■ **DIRECTIONS**: From the entries that follow, extract each line holding the string "type".
"""
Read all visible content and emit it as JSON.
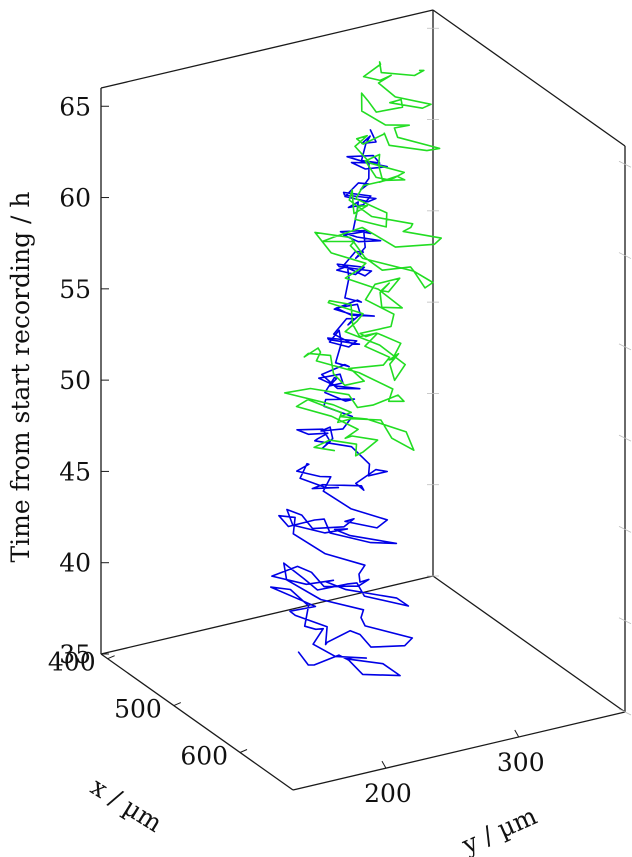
{
  "chart_data": {
    "type": "line3d",
    "zlabel": "Time from start recording / h",
    "xlabel": "x / µm",
    "ylabel": "y / µm",
    "z_ticks": [
      "35",
      "40",
      "45",
      "50",
      "55",
      "60",
      "65"
    ],
    "x_ticks": [
      "400",
      "500",
      "600"
    ],
    "y_ticks": [
      "200",
      "300"
    ],
    "zlim": [
      35,
      66
    ],
    "xlim": [
      390,
      680
    ],
    "ylim": [
      130,
      380
    ],
    "grid": false,
    "series": [
      {
        "color": "#0000e6",
        "time_range": [
          37,
          64
        ],
        "path": [
          [
            520,
            205,
            37.0
          ],
          [
            600,
            240,
            37.6
          ],
          [
            560,
            215,
            38.3
          ],
          [
            470,
            230,
            39.0
          ],
          [
            580,
            200,
            39.6
          ],
          [
            640,
            235,
            40.3
          ],
          [
            500,
            210,
            41.0
          ],
          [
            610,
            245,
            41.6
          ],
          [
            540,
            190,
            42.3
          ],
          [
            620,
            225,
            43.0
          ],
          [
            480,
            215,
            43.6
          ],
          [
            590,
            240,
            44.4
          ],
          [
            540,
            195,
            45.2
          ],
          [
            610,
            230,
            45.9
          ],
          [
            500,
            225,
            46.7
          ],
          [
            580,
            205,
            47.5
          ],
          [
            600,
            240,
            48.3
          ],
          [
            520,
            220,
            49.1
          ],
          [
            575,
            210,
            50.0
          ],
          [
            540,
            235,
            50.8
          ],
          [
            520,
            240,
            51.6
          ],
          [
            560,
            225,
            52.4
          ],
          [
            510,
            250,
            53.3
          ],
          [
            545,
            235,
            54.2
          ],
          [
            520,
            255,
            55.0
          ],
          [
            550,
            240,
            55.9
          ],
          [
            500,
            260,
            56.8
          ],
          [
            535,
            250,
            57.7
          ],
          [
            510,
            265,
            58.5
          ],
          [
            530,
            255,
            59.4
          ],
          [
            495,
            270,
            60.3
          ],
          [
            520,
            260,
            61.2
          ],
          [
            500,
            275,
            62.1
          ],
          [
            515,
            268,
            63.0
          ],
          [
            500,
            278,
            64.0
          ]
        ]
      },
      {
        "color": "#22dd22",
        "time_range": [
          48,
          66
        ],
        "path": [
          [
            520,
            230,
            48.0
          ],
          [
            560,
            250,
            48.6
          ],
          [
            480,
            240,
            49.2
          ],
          [
            600,
            260,
            49.8
          ],
          [
            500,
            225,
            50.5
          ],
          [
            580,
            270,
            51.1
          ],
          [
            460,
            245,
            51.8
          ],
          [
            560,
            235,
            52.4
          ],
          [
            520,
            280,
            53.0
          ],
          [
            600,
            250,
            53.7
          ],
          [
            470,
            265,
            54.3
          ],
          [
            580,
            240,
            55.0
          ],
          [
            500,
            290,
            55.6
          ],
          [
            560,
            260,
            56.3
          ],
          [
            450,
            270,
            57.0
          ],
          [
            590,
            285,
            57.6
          ],
          [
            480,
            250,
            58.3
          ],
          [
            560,
            300,
            59.0
          ],
          [
            470,
            275,
            59.6
          ],
          [
            540,
            260,
            60.3
          ],
          [
            460,
            300,
            61.0
          ],
          [
            530,
            285,
            61.6
          ],
          [
            450,
            290,
            62.3
          ],
          [
            520,
            310,
            63.0
          ],
          [
            440,
            300,
            63.6
          ],
          [
            490,
            320,
            64.3
          ],
          [
            430,
            310,
            65.0
          ],
          [
            470,
            330,
            65.6
          ]
        ]
      }
    ]
  }
}
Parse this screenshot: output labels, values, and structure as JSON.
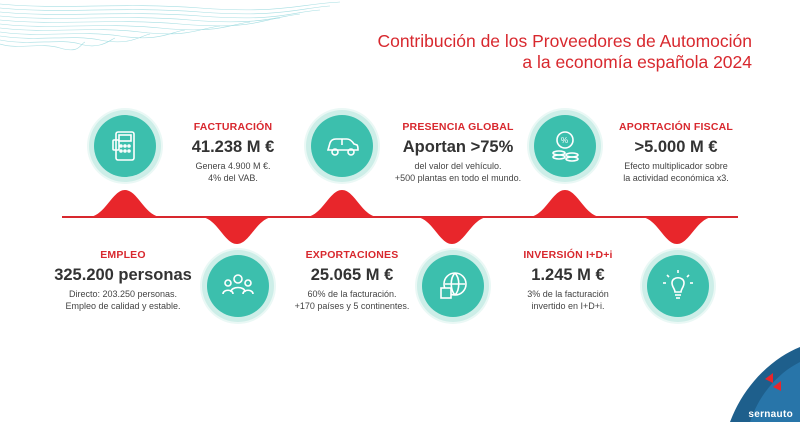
{
  "title": {
    "line1": "Contribución de los Proveedores de Automoción",
    "line2": "a la economía española 2024"
  },
  "colors": {
    "accent": "#d8282e",
    "teal": "#3cbfad",
    "brand_blue": "#1e5f8c"
  },
  "items": [
    {
      "label": "FACTURACIÓN",
      "value": "41.238 M €",
      "desc1": "Genera 4.900 M €.",
      "desc2": "4% del VAB.",
      "icon": "pos-terminal-icon"
    },
    {
      "label": "PRESENCIA GLOBAL",
      "value": "Aportan >75%",
      "desc1": "del valor del vehículo.",
      "desc2": "+500 plantas en todo el mundo.",
      "icon": "car-icon"
    },
    {
      "label": "APORTACIÓN FISCAL",
      "value": ">5.000 M €",
      "desc1": "Efecto multiplicador sobre",
      "desc2": "la actividad económica x3.",
      "icon": "coins-percent-icon"
    },
    {
      "label": "EMPLEO",
      "value": "325.200 personas",
      "desc1": "Directo: 203.250 personas.",
      "desc2": "Empleo de calidad y estable.",
      "icon": "people-icon"
    },
    {
      "label": "EXPORTACIONES",
      "value": "25.065 M €",
      "desc1": "60% de la facturación.",
      "desc2": "+170 países y 5 continentes.",
      "icon": "globe-box-icon"
    },
    {
      "label": "INVERSIÓN I+D+i",
      "value": "1.245 M €",
      "desc1": "3% de la facturación",
      "desc2": "invertido en I+D+i.",
      "icon": "lightbulb-icon"
    }
  ],
  "brand": {
    "name": "sernauto"
  }
}
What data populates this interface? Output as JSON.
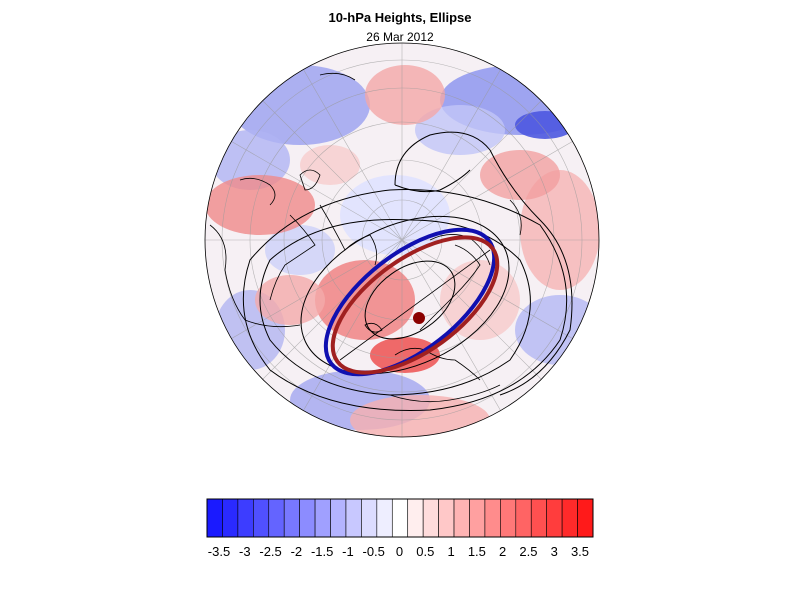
{
  "title": "10-hPa Heights, Ellipse",
  "subtitle": "26 Mar 2012",
  "colorbar": {
    "tick_labels": [
      "-3.5",
      "-3",
      "-2.5",
      "-2",
      "-1.5",
      "-1",
      "-0.5",
      "0",
      "0.5",
      "1",
      "1.5",
      "2",
      "2.5",
      "3",
      "3.5"
    ],
    "colors": [
      "#1a1aff",
      "#2a2aff",
      "#3d3dff",
      "#5050ff",
      "#6464ff",
      "#7878ff",
      "#8c8cff",
      "#a0a0ff",
      "#b4b4ff",
      "#c8c8ff",
      "#dcdcff",
      "#eeeeff",
      "#ffffff",
      "#ffeeee",
      "#ffdcdc",
      "#ffc8c8",
      "#ffb4b4",
      "#ffa0a0",
      "#ff8c8c",
      "#ff7878",
      "#ff6464",
      "#ff5050",
      "#ff3d3d",
      "#ff2a2a",
      "#ff1a1a"
    ]
  },
  "map": {
    "projection": "orthographic-north-polar",
    "ellipse_blue_color": "#1010b0",
    "ellipse_red_color": "#a02020",
    "vortex_center_color": "#8b0000"
  }
}
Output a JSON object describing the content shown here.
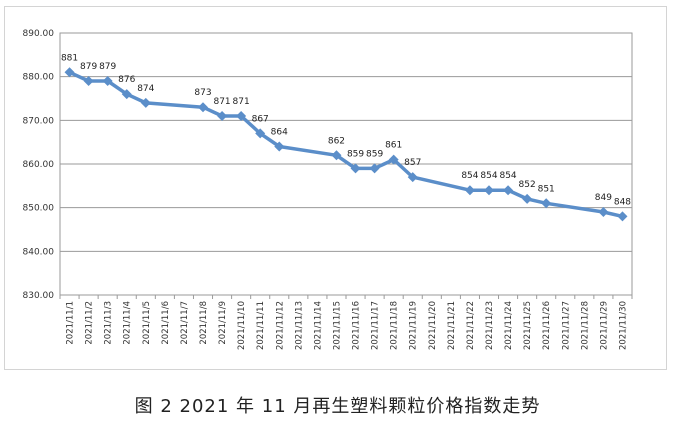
{
  "caption": "图 2  2021 年 11 月再生塑料颗粒价格指数走势",
  "chart_data": {
    "type": "line",
    "title": "",
    "xlabel": "",
    "ylabel": "",
    "ylim": [
      830,
      890
    ],
    "yticks": [
      "830.00",
      "840.00",
      "850.00",
      "860.00",
      "870.00",
      "880.00",
      "890.00"
    ],
    "grid": true,
    "line_color": "#5b8ec9",
    "categories": [
      "2021/11/1",
      "2021/11/2",
      "2021/11/3",
      "2021/11/4",
      "2021/11/5",
      "2021/11/6",
      "2021/11/7",
      "2021/11/8",
      "2021/11/9",
      "2021/11/10",
      "2021/11/11",
      "2021/11/12",
      "2021/11/13",
      "2021/11/14",
      "2021/11/15",
      "2021/11/16",
      "2021/11/17",
      "2021/11/18",
      "2021/11/19",
      "2021/11/20",
      "2021/11/21",
      "2021/11/22",
      "2021/11/23",
      "2021/11/24",
      "2021/11/25",
      "2021/11/26",
      "2021/11/27",
      "2021/11/28",
      "2021/11/29",
      "2021/11/30"
    ],
    "values": [
      881,
      879,
      879,
      876,
      874,
      null,
      null,
      873,
      871,
      871,
      867,
      864,
      null,
      null,
      862,
      859,
      859,
      861,
      857,
      null,
      null,
      854,
      854,
      854,
      852,
      851,
      null,
      null,
      849,
      848
    ],
    "data_labels": [
      "881",
      "879",
      "879",
      "876",
      "874",
      "",
      "",
      "873",
      "871",
      "871",
      "867",
      "864",
      "",
      "",
      "862",
      "859",
      "859",
      "861",
      "857",
      "",
      "",
      "854",
      "854",
      "854",
      "852",
      "851",
      "",
      "",
      "849",
      "848"
    ]
  }
}
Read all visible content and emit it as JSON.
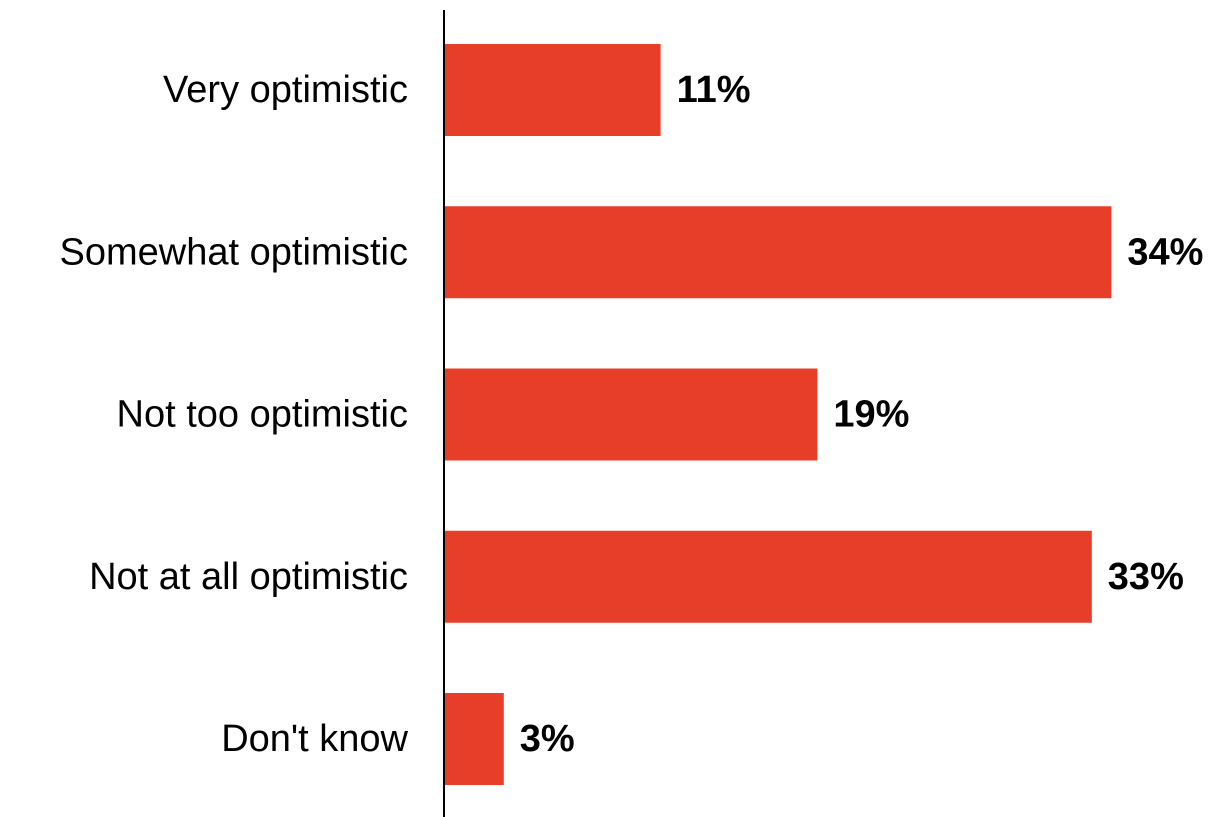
{
  "chart_data": {
    "type": "bar",
    "orientation": "horizontal",
    "categories": [
      "Very optimistic",
      "Somewhat optimistic",
      "Not too optimistic",
      "Not at all optimistic",
      "Don't know"
    ],
    "values": [
      11,
      34,
      19,
      33,
      3
    ],
    "value_labels": [
      "11%",
      "34%",
      "19%",
      "33%",
      "3%"
    ],
    "title": "",
    "xlabel": "",
    "ylabel": "",
    "xlim": [
      0,
      34
    ],
    "grid": false,
    "legend": "none",
    "colors": {
      "bar": "#E63E28",
      "axis": "#000000",
      "text": "#000000"
    }
  }
}
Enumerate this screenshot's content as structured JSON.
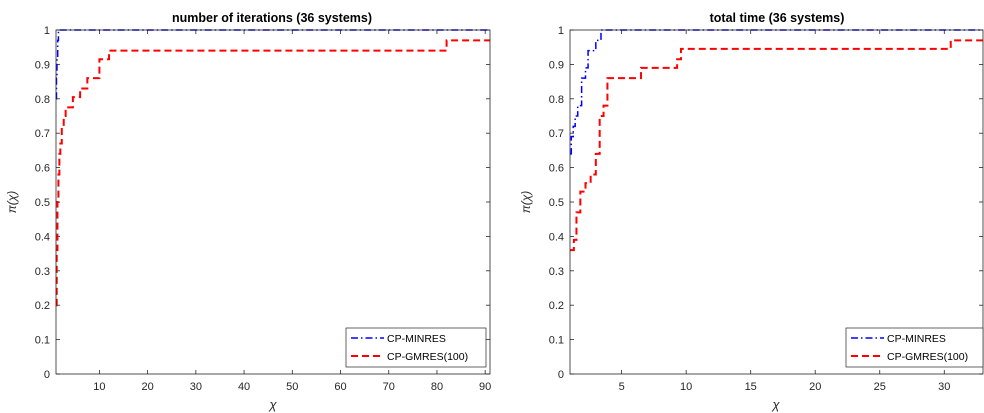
{
  "chart_data": [
    {
      "type": "line",
      "title": "number of iterations (36 systems)",
      "xlabel": "χ",
      "ylabel": "π(χ)",
      "xlim": [
        1,
        91
      ],
      "ylim": [
        0,
        1
      ],
      "xticks": [
        10,
        20,
        30,
        40,
        50,
        60,
        70,
        80,
        90
      ],
      "yticks": [
        0,
        0.1,
        0.2,
        0.3,
        0.4,
        0.5,
        0.6,
        0.7,
        0.8,
        0.9,
        1
      ],
      "grid": false,
      "legend_position": "bottom-right",
      "series": [
        {
          "name": "CP-MINRES",
          "color": "#0000ff",
          "style": "dash-dot",
          "points": [
            [
              1,
              0.8
            ],
            [
              1.1,
              0.86
            ],
            [
              1.2,
              0.92
            ],
            [
              1.35,
              0.97
            ],
            [
              1.5,
              1.0
            ],
            [
              91,
              1.0
            ]
          ]
        },
        {
          "name": "CP-GMRES(100)",
          "color": "#ff0000",
          "style": "dashed",
          "points": [
            [
              1,
              0.2
            ],
            [
              1.15,
              0.36
            ],
            [
              1.3,
              0.5
            ],
            [
              1.5,
              0.58
            ],
            [
              1.7,
              0.64
            ],
            [
              1.9,
              0.67
            ],
            [
              2.2,
              0.72
            ],
            [
              2.6,
              0.75
            ],
            [
              3.0,
              0.775
            ],
            [
              4.5,
              0.805
            ],
            [
              6.0,
              0.83
            ],
            [
              7.5,
              0.86
            ],
            [
              10,
              0.915
            ],
            [
              12,
              0.94
            ],
            [
              82,
              0.97
            ],
            [
              91,
              0.97
            ]
          ]
        }
      ]
    },
    {
      "type": "line",
      "title": "total time (36 systems)",
      "xlabel": "χ",
      "ylabel": "π(χ)",
      "xlim": [
        1,
        33
      ],
      "ylim": [
        0,
        1
      ],
      "xticks": [
        5,
        10,
        15,
        20,
        25,
        30
      ],
      "yticks": [
        0,
        0.1,
        0.2,
        0.3,
        0.4,
        0.5,
        0.6,
        0.7,
        0.8,
        0.9,
        1
      ],
      "grid": false,
      "legend_position": "bottom-right",
      "series": [
        {
          "name": "CP-MINRES",
          "color": "#0000ff",
          "style": "dash-dot",
          "points": [
            [
              1,
              0.64
            ],
            [
              1.1,
              0.69
            ],
            [
              1.25,
              0.72
            ],
            [
              1.4,
              0.75
            ],
            [
              1.6,
              0.78
            ],
            [
              1.9,
              0.86
            ],
            [
              2.2,
              0.89
            ],
            [
              2.4,
              0.94
            ],
            [
              3.0,
              0.97
            ],
            [
              3.4,
              1.0
            ],
            [
              33,
              1.0
            ]
          ]
        },
        {
          "name": "CP-GMRES(100)",
          "color": "#ff0000",
          "style": "dashed",
          "points": [
            [
              1,
              0.36
            ],
            [
              1.3,
              0.39
            ],
            [
              1.5,
              0.47
            ],
            [
              1.8,
              0.53
            ],
            [
              2.2,
              0.555
            ],
            [
              2.6,
              0.58
            ],
            [
              3.0,
              0.64
            ],
            [
              3.3,
              0.75
            ],
            [
              3.6,
              0.78
            ],
            [
              3.9,
              0.86
            ],
            [
              6.5,
              0.89
            ],
            [
              9.3,
              0.915
            ],
            [
              9.6,
              0.945
            ],
            [
              30.5,
              0.97
            ],
            [
              33,
              0.97
            ]
          ]
        }
      ]
    }
  ]
}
"""
■ **FINAL ANSWER**:
    "type": "line3d",
    "type": "line",
    "type": "bar",
      "type": "line",
      "type": "line",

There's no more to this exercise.